Dataset records =

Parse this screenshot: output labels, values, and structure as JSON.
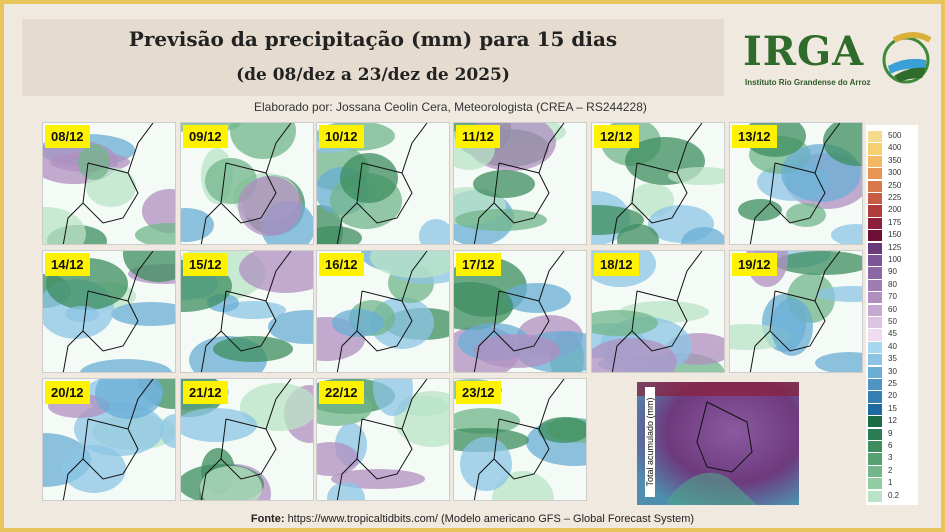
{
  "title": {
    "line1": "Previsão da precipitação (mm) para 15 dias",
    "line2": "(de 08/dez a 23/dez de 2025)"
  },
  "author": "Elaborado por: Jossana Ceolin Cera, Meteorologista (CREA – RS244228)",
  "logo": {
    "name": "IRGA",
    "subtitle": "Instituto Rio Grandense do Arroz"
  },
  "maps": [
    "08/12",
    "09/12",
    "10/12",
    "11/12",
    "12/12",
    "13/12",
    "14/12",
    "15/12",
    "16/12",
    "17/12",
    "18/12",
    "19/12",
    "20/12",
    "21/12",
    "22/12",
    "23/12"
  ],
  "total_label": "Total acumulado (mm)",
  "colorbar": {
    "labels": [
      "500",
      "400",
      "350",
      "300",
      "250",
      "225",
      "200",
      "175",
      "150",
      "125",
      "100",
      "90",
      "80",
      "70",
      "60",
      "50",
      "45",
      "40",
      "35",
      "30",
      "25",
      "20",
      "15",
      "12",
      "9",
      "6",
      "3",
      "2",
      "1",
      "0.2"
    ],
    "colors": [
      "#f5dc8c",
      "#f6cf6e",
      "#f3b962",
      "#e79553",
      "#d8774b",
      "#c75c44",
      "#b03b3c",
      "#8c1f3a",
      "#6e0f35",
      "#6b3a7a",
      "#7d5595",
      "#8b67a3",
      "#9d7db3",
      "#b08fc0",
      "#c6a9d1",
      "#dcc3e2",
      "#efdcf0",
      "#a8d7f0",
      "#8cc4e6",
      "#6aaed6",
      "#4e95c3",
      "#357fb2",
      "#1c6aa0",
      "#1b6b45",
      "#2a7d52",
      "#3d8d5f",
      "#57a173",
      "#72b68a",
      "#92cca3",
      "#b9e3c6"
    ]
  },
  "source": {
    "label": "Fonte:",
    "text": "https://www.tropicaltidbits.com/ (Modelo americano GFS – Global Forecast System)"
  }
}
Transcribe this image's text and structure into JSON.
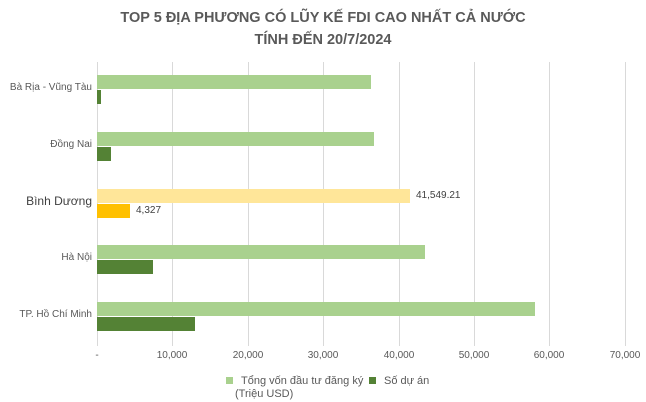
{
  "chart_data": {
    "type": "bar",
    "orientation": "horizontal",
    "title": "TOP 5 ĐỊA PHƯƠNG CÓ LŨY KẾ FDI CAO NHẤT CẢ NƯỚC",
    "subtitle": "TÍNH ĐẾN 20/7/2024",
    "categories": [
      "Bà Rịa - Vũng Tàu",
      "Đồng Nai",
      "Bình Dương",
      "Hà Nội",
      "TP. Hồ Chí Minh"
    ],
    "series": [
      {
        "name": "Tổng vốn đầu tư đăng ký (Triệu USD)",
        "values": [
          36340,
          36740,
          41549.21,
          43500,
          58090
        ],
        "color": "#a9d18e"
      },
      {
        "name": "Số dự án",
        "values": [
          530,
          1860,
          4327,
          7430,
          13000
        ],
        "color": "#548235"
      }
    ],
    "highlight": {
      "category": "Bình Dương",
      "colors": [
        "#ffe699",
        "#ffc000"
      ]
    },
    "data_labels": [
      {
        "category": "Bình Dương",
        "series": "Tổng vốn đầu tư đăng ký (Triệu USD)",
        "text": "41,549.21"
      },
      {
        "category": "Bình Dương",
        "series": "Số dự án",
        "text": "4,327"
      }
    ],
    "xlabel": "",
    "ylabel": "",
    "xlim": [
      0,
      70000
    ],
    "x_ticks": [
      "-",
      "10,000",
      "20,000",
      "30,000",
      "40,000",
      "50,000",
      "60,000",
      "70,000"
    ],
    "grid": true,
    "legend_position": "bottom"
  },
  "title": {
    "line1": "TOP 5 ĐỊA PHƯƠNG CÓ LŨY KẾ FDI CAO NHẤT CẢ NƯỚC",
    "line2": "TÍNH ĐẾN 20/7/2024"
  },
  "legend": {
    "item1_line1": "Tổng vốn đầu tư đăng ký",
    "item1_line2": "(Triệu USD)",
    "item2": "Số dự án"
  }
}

Given instruction = Reproduce every record word for word. The copy must contain no pictures.

Answer to the problem =
Parse this screenshot: output labels, values, and structure as JSON.
{
  "title": {
    "line1": "Previsão da precipitação (mm) para 15 dias",
    "line2": "(de 08/dez a 23/dez de 2025)"
  },
  "author": "Elaborado por: Jossana Ceolin Cera, Meteorologista (CREA – RS244228)",
  "logo": {
    "name": "IRGA",
    "subtitle": "Instituto Rio Grandense do Arroz"
  },
  "maps": [
    "08/12",
    "09/12",
    "10/12",
    "11/12",
    "12/12",
    "13/12",
    "14/12",
    "15/12",
    "16/12",
    "17/12",
    "18/12",
    "19/12",
    "20/12",
    "21/12",
    "22/12",
    "23/12"
  ],
  "total_label": "Total acumulado (mm)",
  "colorbar": {
    "labels": [
      "500",
      "400",
      "350",
      "300",
      "250",
      "225",
      "200",
      "175",
      "150",
      "125",
      "100",
      "90",
      "80",
      "70",
      "60",
      "50",
      "45",
      "40",
      "35",
      "30",
      "25",
      "20",
      "15",
      "12",
      "9",
      "6",
      "3",
      "2",
      "1",
      "0.2"
    ],
    "colors": [
      "#f5dc8c",
      "#f6cf6e",
      "#f3b962",
      "#e79553",
      "#d8774b",
      "#c75c44",
      "#b03b3c",
      "#8c1f3a",
      "#6e0f35",
      "#6b3a7a",
      "#7d5595",
      "#8b67a3",
      "#9d7db3",
      "#b08fc0",
      "#c6a9d1",
      "#dcc3e2",
      "#efdcf0",
      "#a8d7f0",
      "#8cc4e6",
      "#6aaed6",
      "#4e95c3",
      "#357fb2",
      "#1c6aa0",
      "#1b6b45",
      "#2a7d52",
      "#3d8d5f",
      "#57a173",
      "#72b68a",
      "#92cca3",
      "#b9e3c6"
    ]
  },
  "source": {
    "label": "Fonte:",
    "text": "https://www.tropicaltidbits.com/ (Modelo americano GFS – Global Forecast System)"
  }
}
Transcribe this image's text and structure into JSON.
{
  "chart_data": {
    "type": "bar",
    "orientation": "horizontal",
    "title": "TOP 5 ĐỊA PHƯƠNG CÓ LŨY KẾ FDI CAO NHẤT CẢ NƯỚC",
    "subtitle": "TÍNH ĐẾN 20/7/2024",
    "categories": [
      "Bà Rịa - Vũng Tàu",
      "Đồng Nai",
      "Bình Dương",
      "Hà Nội",
      "TP. Hồ Chí Minh"
    ],
    "series": [
      {
        "name": "Tổng vốn đầu tư đăng ký (Triệu USD)",
        "values": [
          36340,
          36740,
          41549.21,
          43500,
          58090
        ],
        "color": "#a9d18e"
      },
      {
        "name": "Số dự án",
        "values": [
          530,
          1860,
          4327,
          7430,
          13000
        ],
        "color": "#548235"
      }
    ],
    "highlight": {
      "category": "Bình Dương",
      "colors": [
        "#ffe699",
        "#ffc000"
      ]
    },
    "data_labels": [
      {
        "category": "Bình Dương",
        "series": "Tổng vốn đầu tư đăng ký (Triệu USD)",
        "text": "41,549.21"
      },
      {
        "category": "Bình Dương",
        "series": "Số dự án",
        "text": "4,327"
      }
    ],
    "xlabel": "",
    "ylabel": "",
    "xlim": [
      0,
      70000
    ],
    "x_ticks": [
      "-",
      "10,000",
      "20,000",
      "30,000",
      "40,000",
      "50,000",
      "60,000",
      "70,000"
    ],
    "grid": true,
    "legend_position": "bottom"
  },
  "title": {
    "line1": "TOP 5 ĐỊA PHƯƠNG CÓ LŨY KẾ FDI CAO NHẤT CẢ NƯỚC",
    "line2": "TÍNH ĐẾN 20/7/2024"
  },
  "legend": {
    "item1_line1": "Tổng vốn đầu tư đăng ký",
    "item1_line2": "(Triệu USD)",
    "item2": "Số dự án"
  }
}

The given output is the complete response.